Write out the material exactly, with the pictures left out.
[START STORED RECORDS]
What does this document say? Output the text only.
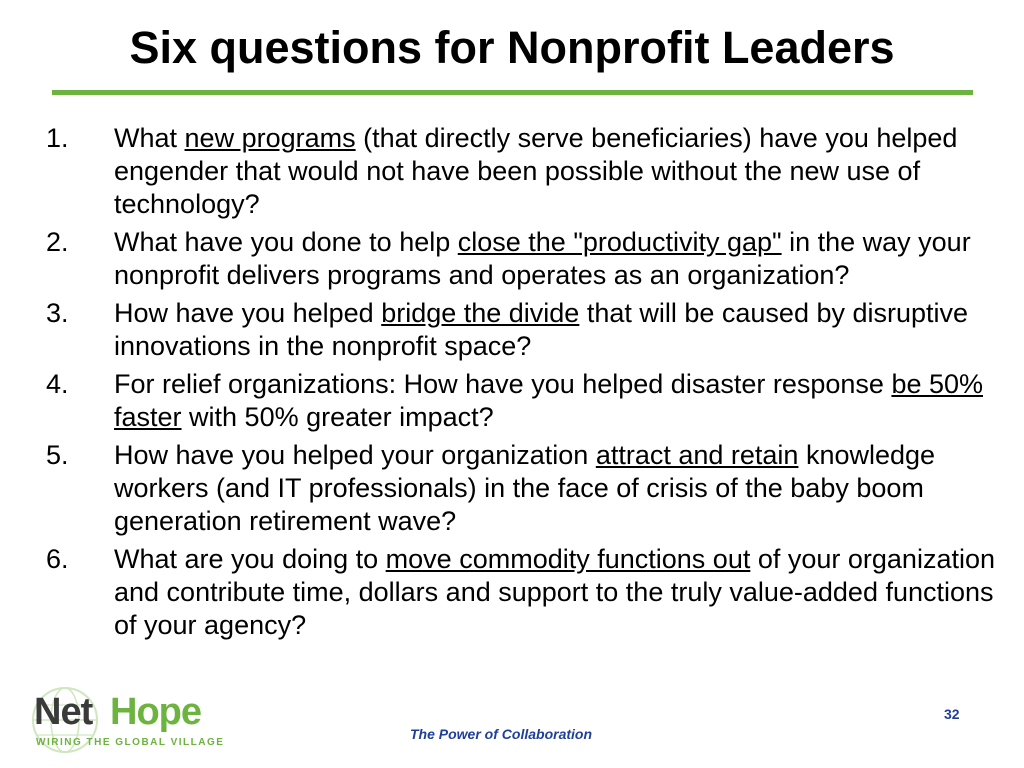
Six questions for Nonprofit Leaders
1. What new programs (that directly serve beneficiaries) have you helped engender that would not have been possible without the new use of technology?
2. What have you done to help close the "productivity gap" in the way your nonprofit delivers programs and operates as an organization?
3. How have you helped bridge the divide that will be caused by disruptive innovations in the nonprofit space?
4. For relief organizations: How have you helped disaster response be 50% faster with 50% greater impact?
5. How have you helped your organization attract and retain knowledge workers (and IT professionals) in the face of crisis of the baby boom generation retirement wave?
6. What are you doing to move commodity functions out of your organization and contribute time, dollars and support to the truly value-added functions of your agency?
Net Hope
WIRING THE GLOBAL VILLAGE
The Power of Collaboration
32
[END STORED RECORDS]
▶ [PROBLEM SOLUTION]
What does this document say? Output the text only.
Six questions for Nonprofit Leaders
1. What new programs (that directly serve beneficiaries) have you helped engender that would not have been possible without the new use of technology?
2. What have you done to help close the "productivity gap" in the way your nonprofit delivers programs and operates as an organization?
3. How have you helped bridge the divide that will be caused by disruptive innovations in the nonprofit space?
4. For relief organizations: How have you helped disaster response be 50% faster with 50% greater impact?
5. How have you helped your organization attract and retain knowledge workers (and IT professionals) in the face of crisis of the baby boom generation retirement wave?
6. What are you doing to move commodity functions out of your organization and contribute time, dollars and support to the truly value-added functions of your agency?
Net Hope
WIRING THE GLOBAL VILLAGE
The Power of Collaboration
32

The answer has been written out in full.